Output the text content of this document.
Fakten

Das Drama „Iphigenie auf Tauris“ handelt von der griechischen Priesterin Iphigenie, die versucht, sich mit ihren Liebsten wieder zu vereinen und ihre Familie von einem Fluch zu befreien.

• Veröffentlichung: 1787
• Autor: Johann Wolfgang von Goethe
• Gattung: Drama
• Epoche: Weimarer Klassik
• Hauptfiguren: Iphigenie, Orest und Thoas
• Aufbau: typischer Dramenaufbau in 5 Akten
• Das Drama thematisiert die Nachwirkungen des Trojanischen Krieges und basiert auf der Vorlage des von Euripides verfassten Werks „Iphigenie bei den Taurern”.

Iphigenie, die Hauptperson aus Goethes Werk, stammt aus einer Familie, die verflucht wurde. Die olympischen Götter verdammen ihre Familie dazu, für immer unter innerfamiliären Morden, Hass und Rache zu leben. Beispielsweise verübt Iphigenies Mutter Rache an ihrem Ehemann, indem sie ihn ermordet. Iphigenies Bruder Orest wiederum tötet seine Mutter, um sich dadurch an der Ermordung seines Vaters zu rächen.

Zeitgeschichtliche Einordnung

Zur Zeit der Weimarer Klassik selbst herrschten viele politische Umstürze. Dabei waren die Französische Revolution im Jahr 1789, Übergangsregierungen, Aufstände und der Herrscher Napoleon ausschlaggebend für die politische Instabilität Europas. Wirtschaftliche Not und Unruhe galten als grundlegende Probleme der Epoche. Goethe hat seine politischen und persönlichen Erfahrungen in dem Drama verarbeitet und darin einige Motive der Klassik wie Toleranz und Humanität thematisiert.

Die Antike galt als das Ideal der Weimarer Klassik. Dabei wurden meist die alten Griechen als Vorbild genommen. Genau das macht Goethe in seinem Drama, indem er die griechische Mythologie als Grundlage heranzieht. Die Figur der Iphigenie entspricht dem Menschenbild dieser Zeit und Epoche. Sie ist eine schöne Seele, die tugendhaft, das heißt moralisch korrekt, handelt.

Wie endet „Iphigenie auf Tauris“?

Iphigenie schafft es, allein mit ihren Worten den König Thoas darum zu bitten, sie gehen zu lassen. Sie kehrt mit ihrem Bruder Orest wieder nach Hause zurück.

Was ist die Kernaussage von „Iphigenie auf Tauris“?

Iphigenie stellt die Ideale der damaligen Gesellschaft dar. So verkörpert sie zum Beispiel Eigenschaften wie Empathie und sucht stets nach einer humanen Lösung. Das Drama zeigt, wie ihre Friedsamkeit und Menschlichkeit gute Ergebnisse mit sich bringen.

________________

▸ Work item: Every record must be transcribed exactly, with no line skipped.

▸ Problem solution:
Output the text content of this document.
Fakten

Das Drama „Iphigenie auf Tauris“ handelt von der griechischen Priesterin Iphigenie, die versucht, sich mit ihren Liebsten wieder zu vereinen und ihre Familie von einem Fluch zu befreien.

• Veröffentlichung: 1787
• Autor: Johann Wolfgang von Goethe
• Gattung: Drama
• Epoche: Weimarer Klassik
• Hauptfiguren: Iphigenie, Orest und Thoas
• Aufbau: typischer Dramenaufbau in 5 Akten
• Das Drama thematisiert die Nachwirkungen des Trojanischen Krieges und basiert auf der Vorlage des von Euripides verfassten Werks „Iphigenie bei den Taurern”.

Iphigenie, die Hauptperson aus Goethes Werk, stammt aus einer Familie, die verflucht wurde. Die olympischen Götter verdammen ihre Familie dazu, für immer unter innerfamiliären Morden, Hass und Rache zu leben. Beispielsweise verübt Iphigenies Mutter Rache an ihrem Ehemann, indem sie ihn ermordet. Iphigenies Bruder Orest wiederum tötet seine Mutter, um sich dadurch an der Ermordung seines Vaters zu rächen.

Zeitgeschichtliche Einordnung

Zur Zeit der Weimarer Klassik selbst herrschten viele politische Umstürze. Dabei waren die Französische Revolution im Jahr 1789, Übergangsregierungen, Aufstände und der Herrscher Napoleon ausschlaggebend für die politische Instabilität Europas. Wirtschaftliche Not und Unruhe galten als grundlegende Probleme der Epoche. Goethe hat seine politischen und persönlichen Erfahrungen in dem Drama verarbeitet und darin einige Motive der Klassik wie Toleranz und Humanität thematisiert.

Die Antike galt als das Ideal der Weimarer Klassik. Dabei wurden meist die alten Griechen als Vorbild genommen. Genau das macht Goethe in seinem Drama, indem er die griechische Mythologie als Grundlage heranzieht. Die Figur der Iphigenie entspricht dem Menschenbild dieser Zeit und Epoche. Sie ist eine schöne Seele, die tugendhaft, das heißt moralisch korrekt, handelt.

Wie endet „Iphigenie auf Tauris“?

Iphigenie schafft es, allein mit ihren Worten den König Thoas darum zu bitten, sie gehen zu lassen. Sie kehrt mit ihrem Bruder Orest wieder nach Hause zurück.

Was ist die Kernaussage von „Iphigenie auf Tauris“?

Iphigenie stellt die Ideale der damaligen Gesellschaft dar. So verkörpert sie zum Beispiel Eigenschaften wie Empathie und sucht stets nach einer humanen Lösung. Das Drama zeigt, wie ihre Friedsamkeit und Menschlichkeit gute Ergebnisse mit sich bringen.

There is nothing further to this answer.